Stored items
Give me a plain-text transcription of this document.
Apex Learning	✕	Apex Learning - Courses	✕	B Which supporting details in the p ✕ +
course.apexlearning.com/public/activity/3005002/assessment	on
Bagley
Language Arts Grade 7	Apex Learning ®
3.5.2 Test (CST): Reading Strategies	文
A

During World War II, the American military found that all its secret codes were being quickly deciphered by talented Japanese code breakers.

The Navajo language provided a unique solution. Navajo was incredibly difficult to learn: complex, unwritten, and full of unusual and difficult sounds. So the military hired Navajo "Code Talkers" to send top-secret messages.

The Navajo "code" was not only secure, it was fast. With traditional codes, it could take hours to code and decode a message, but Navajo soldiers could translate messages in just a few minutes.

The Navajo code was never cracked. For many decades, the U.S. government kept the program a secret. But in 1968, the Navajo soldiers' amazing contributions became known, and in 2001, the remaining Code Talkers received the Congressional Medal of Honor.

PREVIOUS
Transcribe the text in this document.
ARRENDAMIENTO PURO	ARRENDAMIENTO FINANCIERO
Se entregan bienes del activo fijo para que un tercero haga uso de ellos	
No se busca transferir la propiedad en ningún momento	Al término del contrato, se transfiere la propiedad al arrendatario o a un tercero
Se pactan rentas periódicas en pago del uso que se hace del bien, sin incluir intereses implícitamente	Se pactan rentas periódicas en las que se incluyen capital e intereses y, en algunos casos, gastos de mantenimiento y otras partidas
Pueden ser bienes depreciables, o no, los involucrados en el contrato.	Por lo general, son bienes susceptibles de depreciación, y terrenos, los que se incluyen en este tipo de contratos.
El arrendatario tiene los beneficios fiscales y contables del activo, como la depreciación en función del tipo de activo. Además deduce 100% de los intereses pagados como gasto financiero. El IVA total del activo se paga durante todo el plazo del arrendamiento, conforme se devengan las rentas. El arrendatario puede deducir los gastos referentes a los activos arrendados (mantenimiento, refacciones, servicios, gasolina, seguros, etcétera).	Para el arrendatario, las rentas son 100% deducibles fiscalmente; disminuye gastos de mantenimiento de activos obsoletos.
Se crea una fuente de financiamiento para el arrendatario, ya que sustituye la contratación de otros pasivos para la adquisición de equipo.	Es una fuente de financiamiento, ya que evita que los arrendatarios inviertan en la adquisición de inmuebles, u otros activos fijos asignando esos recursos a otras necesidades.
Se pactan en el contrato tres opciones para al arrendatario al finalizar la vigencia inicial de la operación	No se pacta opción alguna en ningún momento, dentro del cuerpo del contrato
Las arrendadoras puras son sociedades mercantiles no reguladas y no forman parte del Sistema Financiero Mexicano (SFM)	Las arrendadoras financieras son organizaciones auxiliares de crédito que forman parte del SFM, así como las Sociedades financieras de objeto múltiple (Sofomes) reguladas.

> What is asked:
Report back each line of the entries that holds the string "Navajo".

> Response below:
The Navajo language provided a unique solution. Navajo was incredibly difficult to learn: complex, unwritten, and full of unusual and difficult sounds. So the military hired Navajo "Code Talkers" to send top-secret messages.
The Navajo "code" was not only secure, it was fast. With traditional codes, it could take hours to code and decode a message, but Navajo soldiers could translate messages in just a few minutes.
The Navajo code was never cracked. For many decades, the U.S. government kept the program a secret. But in 1968, the Navajo soldiers' amazing contributions became known, and in 2001, the remaining Code Talkers received the Congressional Medal of Honor.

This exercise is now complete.